== The request ==
Restate all of the data exactly.

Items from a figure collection
══════════════════════════════

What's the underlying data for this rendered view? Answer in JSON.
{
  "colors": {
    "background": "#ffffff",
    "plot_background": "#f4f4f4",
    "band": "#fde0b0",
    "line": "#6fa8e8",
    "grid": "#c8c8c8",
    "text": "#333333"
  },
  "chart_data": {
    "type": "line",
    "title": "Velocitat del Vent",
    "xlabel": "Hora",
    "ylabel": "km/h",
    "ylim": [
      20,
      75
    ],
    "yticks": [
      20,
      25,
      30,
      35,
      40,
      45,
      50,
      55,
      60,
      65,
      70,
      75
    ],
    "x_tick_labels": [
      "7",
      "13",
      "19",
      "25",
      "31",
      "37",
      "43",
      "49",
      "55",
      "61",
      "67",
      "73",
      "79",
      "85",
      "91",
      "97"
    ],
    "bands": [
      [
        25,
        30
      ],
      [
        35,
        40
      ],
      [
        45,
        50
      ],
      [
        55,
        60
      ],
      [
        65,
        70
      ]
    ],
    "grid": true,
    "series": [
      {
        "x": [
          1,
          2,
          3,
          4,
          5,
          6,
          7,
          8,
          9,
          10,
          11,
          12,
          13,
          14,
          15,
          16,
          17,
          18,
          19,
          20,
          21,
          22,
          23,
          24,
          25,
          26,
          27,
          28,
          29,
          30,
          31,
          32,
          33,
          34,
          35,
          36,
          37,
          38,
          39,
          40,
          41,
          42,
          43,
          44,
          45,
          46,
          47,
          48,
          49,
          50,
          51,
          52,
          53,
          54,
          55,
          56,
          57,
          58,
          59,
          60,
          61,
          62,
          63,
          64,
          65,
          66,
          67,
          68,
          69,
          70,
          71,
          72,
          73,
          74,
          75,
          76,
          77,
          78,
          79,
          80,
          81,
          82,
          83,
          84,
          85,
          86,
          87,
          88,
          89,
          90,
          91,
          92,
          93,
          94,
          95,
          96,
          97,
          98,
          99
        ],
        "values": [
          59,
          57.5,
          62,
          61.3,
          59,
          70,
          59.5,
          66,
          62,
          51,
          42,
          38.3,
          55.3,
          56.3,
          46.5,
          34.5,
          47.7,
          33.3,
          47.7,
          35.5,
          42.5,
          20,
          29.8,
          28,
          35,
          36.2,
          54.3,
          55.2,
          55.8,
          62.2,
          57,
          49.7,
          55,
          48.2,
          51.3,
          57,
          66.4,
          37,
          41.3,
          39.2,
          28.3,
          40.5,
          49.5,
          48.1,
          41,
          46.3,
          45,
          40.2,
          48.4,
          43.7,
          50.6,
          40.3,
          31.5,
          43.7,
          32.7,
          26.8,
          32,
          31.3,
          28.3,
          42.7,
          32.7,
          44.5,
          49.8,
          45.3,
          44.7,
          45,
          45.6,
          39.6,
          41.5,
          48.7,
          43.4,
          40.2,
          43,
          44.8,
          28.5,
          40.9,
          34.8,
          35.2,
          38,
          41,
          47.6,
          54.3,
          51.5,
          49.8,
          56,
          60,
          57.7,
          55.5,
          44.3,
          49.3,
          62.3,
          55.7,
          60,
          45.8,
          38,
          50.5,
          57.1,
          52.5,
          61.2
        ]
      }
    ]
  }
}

══════════════════════════════

== Full solution ==
What's the underlying data for this rendered view? Answer in JSON.
{
  "colors": {
    "background": "#ffffff",
    "plot_background": "#f4f4f4",
    "band": "#fde0b0",
    "line": "#6fa8e8",
    "grid": "#c8c8c8",
    "text": "#333333"
  },
  "chart_data": {
    "type": "line",
    "title": "Velocitat del Vent",
    "xlabel": "Hora",
    "ylabel": "km/h",
    "ylim": [
      20,
      75
    ],
    "yticks": [
      20,
      25,
      30,
      35,
      40,
      45,
      50,
      55,
      60,
      65,
      70,
      75
    ],
    "x_tick_labels": [
      "7",
      "13",
      "19",
      "25",
      "31",
      "37",
      "43",
      "49",
      "55",
      "61",
      "67",
      "73",
      "79",
      "85",
      "91",
      "97"
    ],
    "bands": [
      [
        25,
        30
      ],
      [
        35,
        40
      ],
      [
        45,
        50
      ],
      [
        55,
        60
      ],
      [
        65,
        70
      ]
    ],
    "grid": true,
    "series": [
      {
        "x": [
          1,
          2,
          3,
          4,
          5,
          6,
          7,
          8,
          9,
          10,
          11,
          12,
          13,
          14,
          15,
          16,
          17,
          18,
          19,
          20,
          21,
          22,
          23,
          24,
          25,
          26,
          27,
          28,
          29,
          30,
          31,
          32,
          33,
          34,
          35,
          36,
          37,
          38,
          39,
          40,
          41,
          42,
          43,
          44,
          45,
          46,
          47,
          48,
          49,
          50,
          51,
          52,
          53,
          54,
          55,
          56,
          57,
          58,
          59,
          60,
          61,
          62,
          63,
          64,
          65,
          66,
          67,
          68,
          69,
          70,
          71,
          72,
          73,
          74,
          75,
          76,
          77,
          78,
          79,
          80,
          81,
          82,
          83,
          84,
          85,
          86,
          87,
          88,
          89,
          90,
          91,
          92,
          93,
          94,
          95,
          96,
          97,
          98,
          99
        ],
        "values": [
          59,
          57.5,
          62,
          61.3,
          59,
          70,
          59.5,
          66,
          62,
          51,
          42,
          38.3,
          55.3,
          56.3,
          46.5,
          34.5,
          47.7,
          33.3,
          47.7,
          35.5,
          42.5,
          20,
          29.8,
          28,
          35,
          36.2,
          54.3,
          55.2,
          55.8,
          62.2,
          57,
          49.7,
          55,
          48.2,
          51.3,
          57,
          66.4,
          37,
          41.3,
          39.2,
          28.3,
          40.5,
          49.5,
          48.1,
          41,
          46.3,
          45,
          40.2,
          48.4,
          43.7,
          50.6,
          40.3,
          31.5,
          43.7,
          32.7,
          26.8,
          32,
          31.3,
          28.3,
          42.7,
          32.7,
          44.5,
          49.8,
          45.3,
          44.7,
          45,
          45.6,
          39.6,
          41.5,
          48.7,
          43.4,
          40.2,
          43,
          44.8,
          28.5,
          40.9,
          34.8,
          35.2,
          38,
          41,
          47.6,
          54.3,
          51.5,
          49.8,
          56,
          60,
          57.7,
          55.5,
          44.3,
          49.3,
          62.3,
          55.7,
          60,
          45.8,
          38,
          50.5,
          57.1,
          52.5,
          61.2
        ]
      }
    ]
  }
}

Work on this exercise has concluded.